Will you extract the entries word for word? Images should not appear in the copy.

________________________________________

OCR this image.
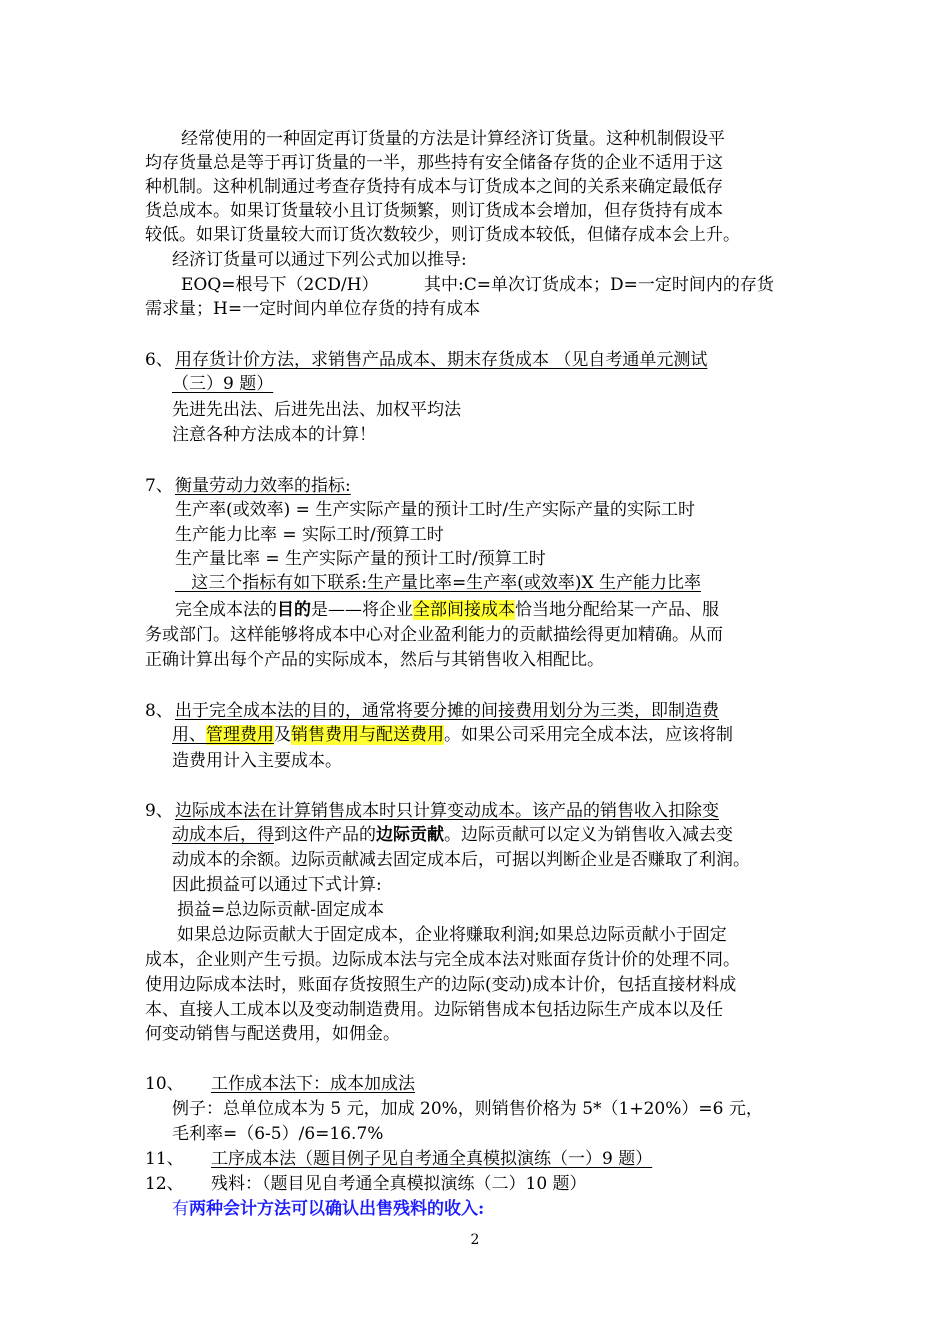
经常使用的一种固定再订货量的方法是计算经济订货量。这种机制假设平
均存货量总是等于再订货量的一半，那些持有安全储备存货的企业不适用于这
种机制。这种机制通过考查存货持有成本与订货成本之间的关系来确定最低存
货总成本。如果订货量较小且订货频繁，则订货成本会增加，但存货持有成本
较低。如果订货量较大而订货次数较少，则订货成本较低，但储存成本会上升。
经济订货量可以通过下列公式加以推导:
EOQ=根号下（2CD/H）	其中:C=单次订货成本；D=一定时间内的存货
需求量；H=一定时间内单位存货的持有成本
6、 用存货计价方法，求销售产品成本、期末存货成本 （见自考通单元测试
（三）9 题）
先进先出法、后进先出法、加权平均法
注意各种方法成本的计算！
7、 衡量劳动力效率的指标:
生产率(或效率) = 生产实际产量的预计工时/生产实际产量的实际工时
生产能力比率 = 实际工时/预算工时
生产量比率 = 生产实际产量的预计工时/预算工时
这三个指标有如下联系:生产量比率=生产率(或效率)X 生产能力比率
完全成本法的目的是——将企业全部间接成本恰当地分配给某一产品、服
务或部门。这样能够将成本中心对企业盈利能力的贡献描绘得更加精确。从而
正确计算出每个产品的实际成本，然后与其销售收入相配比。
8、 出于完全成本法的目的，通常将要分摊的间接费用划分为三类，即制造费
用、管理费用及销售费用与配送费用。如果公司采用完全成本法，应该将制
造费用计入主要成本。
9、 边际成本法在计算销售成本时只计算变动成本。该产品的销售收入扣除变
动成本后，得到这件产品的边际贡献。边际贡献可以定义为销售收入减去变
动成本的余额。边际贡献减去固定成本后，可据以判断企业是否赚取了利润。
因此损益可以通过下式计算:
损益=总边际贡献-固定成本
如果总边际贡献大于固定成本，企业将赚取利润;如果总边际贡献小于固定
成本，企业则产生亏损。边际成本法与完全成本法对账面存货计价的处理不同。
使用边际成本法时，账面存货按照生产的边际(变动)成本计价，包括直接材料成
本、直接人工成本以及变动制造费用。边际销售成本包括边际生产成本以及任
何变动销售与配送费用，如佣金。
10、 工作成本法下：成本加成法
例子：总单位成本为 5 元，加成 20%，则销售价格为 5*（1+20%）=6 元，
毛利率=（6-5）/6=16.7%
11、 工序成本法（题目例子见自考通全真模拟演练（一）9 题）
12、 残料：（题目见自考通全真模拟演练（二）10 题）
有两种会计方法可以确认出售残料的收入:
2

________________________________________

Response >>
OCR this image.
经常使用的一种固定再订货量的方法是计算经济订货量。这种机制假设平
均存货量总是等于再订货量的一半，那些持有安全储备存货的企业不适用于这
种机制。这种机制通过考查存货持有成本与订货成本之间的关系来确定最低存
货总成本。如果订货量较小且订货频繁，则订货成本会增加，但存货持有成本
较低。如果订货量较大而订货次数较少，则订货成本较低，但储存成本会上升。
经济订货量可以通过下列公式加以推导:
EOQ=根号下（2CD/H）	其中:C=单次订货成本；D=一定时间内的存货
需求量；H=一定时间内单位存货的持有成本
6、 用存货计价方法，求销售产品成本、期末存货成本 （见自考通单元测试
（三）9 题）
先进先出法、后进先出法、加权平均法
注意各种方法成本的计算！
7、 衡量劳动力效率的指标:
生产率(或效率) = 生产实际产量的预计工时/生产实际产量的实际工时
生产能力比率 = 实际工时/预算工时
生产量比率 = 生产实际产量的预计工时/预算工时
这三个指标有如下联系:生产量比率=生产率(或效率)X 生产能力比率
完全成本法的目的是——将企业全部间接成本恰当地分配给某一产品、服
务或部门。这样能够将成本中心对企业盈利能力的贡献描绘得更加精确。从而
正确计算出每个产品的实际成本，然后与其销售收入相配比。
8、 出于完全成本法的目的，通常将要分摊的间接费用划分为三类，即制造费
用、管理费用及销售费用与配送费用。如果公司采用完全成本法，应该将制
造费用计入主要成本。
9、 边际成本法在计算销售成本时只计算变动成本。该产品的销售收入扣除变
动成本后，得到这件产品的边际贡献。边际贡献可以定义为销售收入减去变
动成本的余额。边际贡献减去固定成本后，可据以判断企业是否赚取了利润。
因此损益可以通过下式计算:
损益=总边际贡献-固定成本
如果总边际贡献大于固定成本，企业将赚取利润;如果总边际贡献小于固定
成本，企业则产生亏损。边际成本法与完全成本法对账面存货计价的处理不同。
使用边际成本法时，账面存货按照生产的边际(变动)成本计价，包括直接材料成
本、直接人工成本以及变动制造费用。边际销售成本包括边际生产成本以及任
何变动销售与配送费用，如佣金。
10、 工作成本法下：成本加成法
例子：总单位成本为 5 元，加成 20%，则销售价格为 5*（1+20%）=6 元，
毛利率=（6-5）/6=16.7%
11、 工序成本法（题目例子见自考通全真模拟演练（一）9 题）
12、 残料：（题目见自考通全真模拟演练（二）10 题）
有两种会计方法可以确认出售残料的收入:
2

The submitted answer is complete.